**PROBLEM REQUIREMENTS**
Scan the lines and state how many carry "bookmarks". Leave out everything but the number.

Stored data entries:

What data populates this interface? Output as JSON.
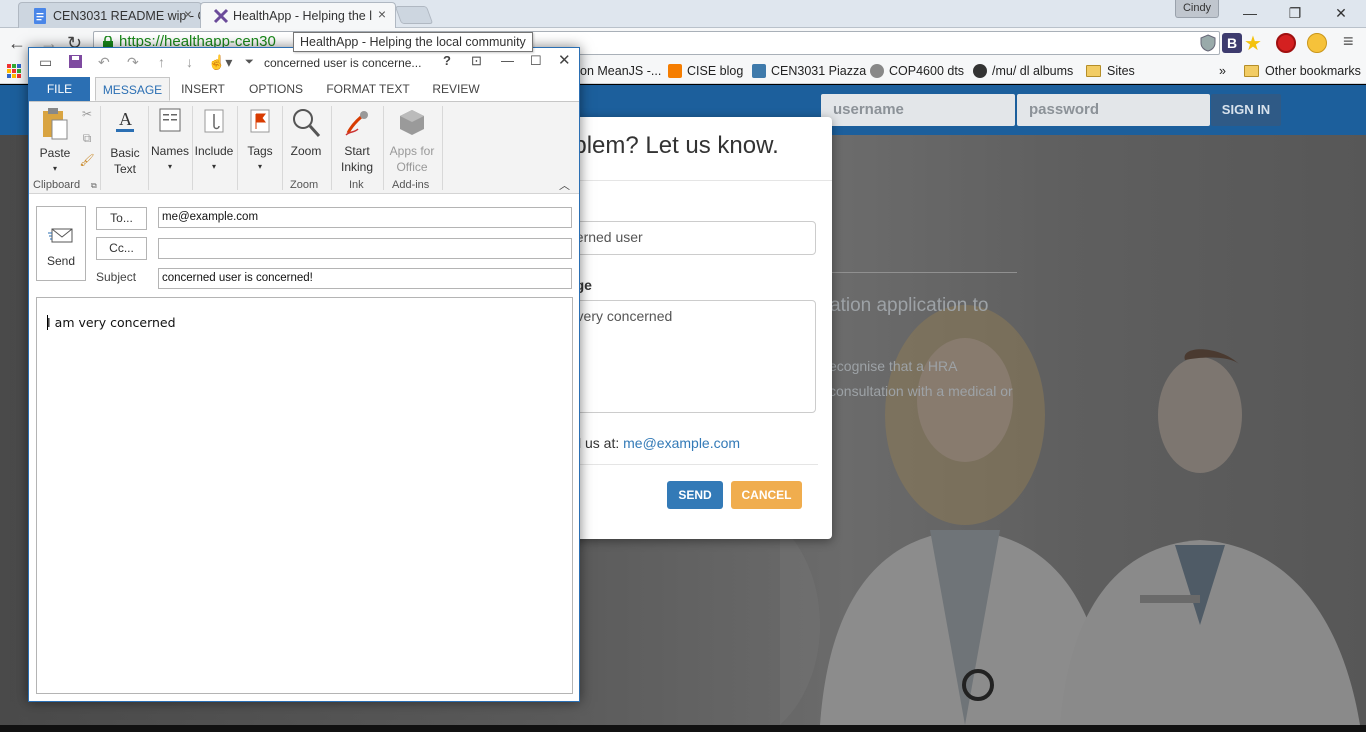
{
  "browser": {
    "tabs": [
      {
        "title": "CEN3031 README wip - C",
        "close": "×"
      },
      {
        "title": "HealthApp - Helping the l",
        "close": "×"
      }
    ],
    "profile_name": "Cindy",
    "url": "https://healthapp-cen30",
    "tooltip": "HealthApp - Helping the local community",
    "window_controls": {
      "minimize": "—",
      "restore": "❐",
      "close": "✕"
    },
    "bookmarks": [
      {
        "label": "on MeanJS -..."
      },
      {
        "label": "CISE blog"
      },
      {
        "label": "CEN3031 Piazza"
      },
      {
        "label": "COP4600 dts"
      },
      {
        "label": "/mu/ dl albums"
      },
      {
        "label": "Sites"
      }
    ],
    "overflow": "»",
    "other_bookmarks": "Other bookmarks",
    "extensions": {
      "b": "B",
      "menu": "≡"
    }
  },
  "site": {
    "username_placeholder": "username",
    "password_placeholder": "password",
    "signin_label": "SIGN IN",
    "bg_heading": "ation application to",
    "bg_line1": "ecognise that a HRA",
    "bg_line2": "consultation with a medical or"
  },
  "modal": {
    "title": "oblem? Let us know.",
    "name_label": "e",
    "name_value": "ncerned user",
    "message_label": "sage",
    "message_value": "m very concerned",
    "email_prefix": "l us at: ",
    "email_link": "me@example.com",
    "send_label": "SEND",
    "cancel_label": "CANCEL"
  },
  "outlook": {
    "title": "concerned user is concerne...",
    "help": "?",
    "tabs": [
      "FILE",
      "MESSAGE",
      "INSERT",
      "OPTIONS",
      "FORMAT TEXT",
      "REVIEW"
    ],
    "ribbon": {
      "paste": "Paste",
      "basic_text": "Basic Text",
      "names": "Names",
      "include": "Include",
      "tags": "Tags",
      "zoom": "Zoom",
      "start_inking": "Start Inking",
      "apps_for_office": "Apps for Office",
      "groups": {
        "clipboard": "Clipboard",
        "zoom": "Zoom",
        "ink": "Ink",
        "addins": "Add-ins"
      }
    },
    "send_label": "Send",
    "to_label": "To...",
    "cc_label": "Cc...",
    "subject_label": "Subject",
    "to_value": "me@example.com",
    "cc_value": "",
    "subject_value": "concerned user is concerned!",
    "body_text": "I am very concerned"
  },
  "colors": {
    "site_navbar": "#1c5f9c",
    "send_button": "#337ab7",
    "cancel_button": "#f0ad4e",
    "outlook_accent": "#2b6fb3"
  }
}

**RESPONSE**
2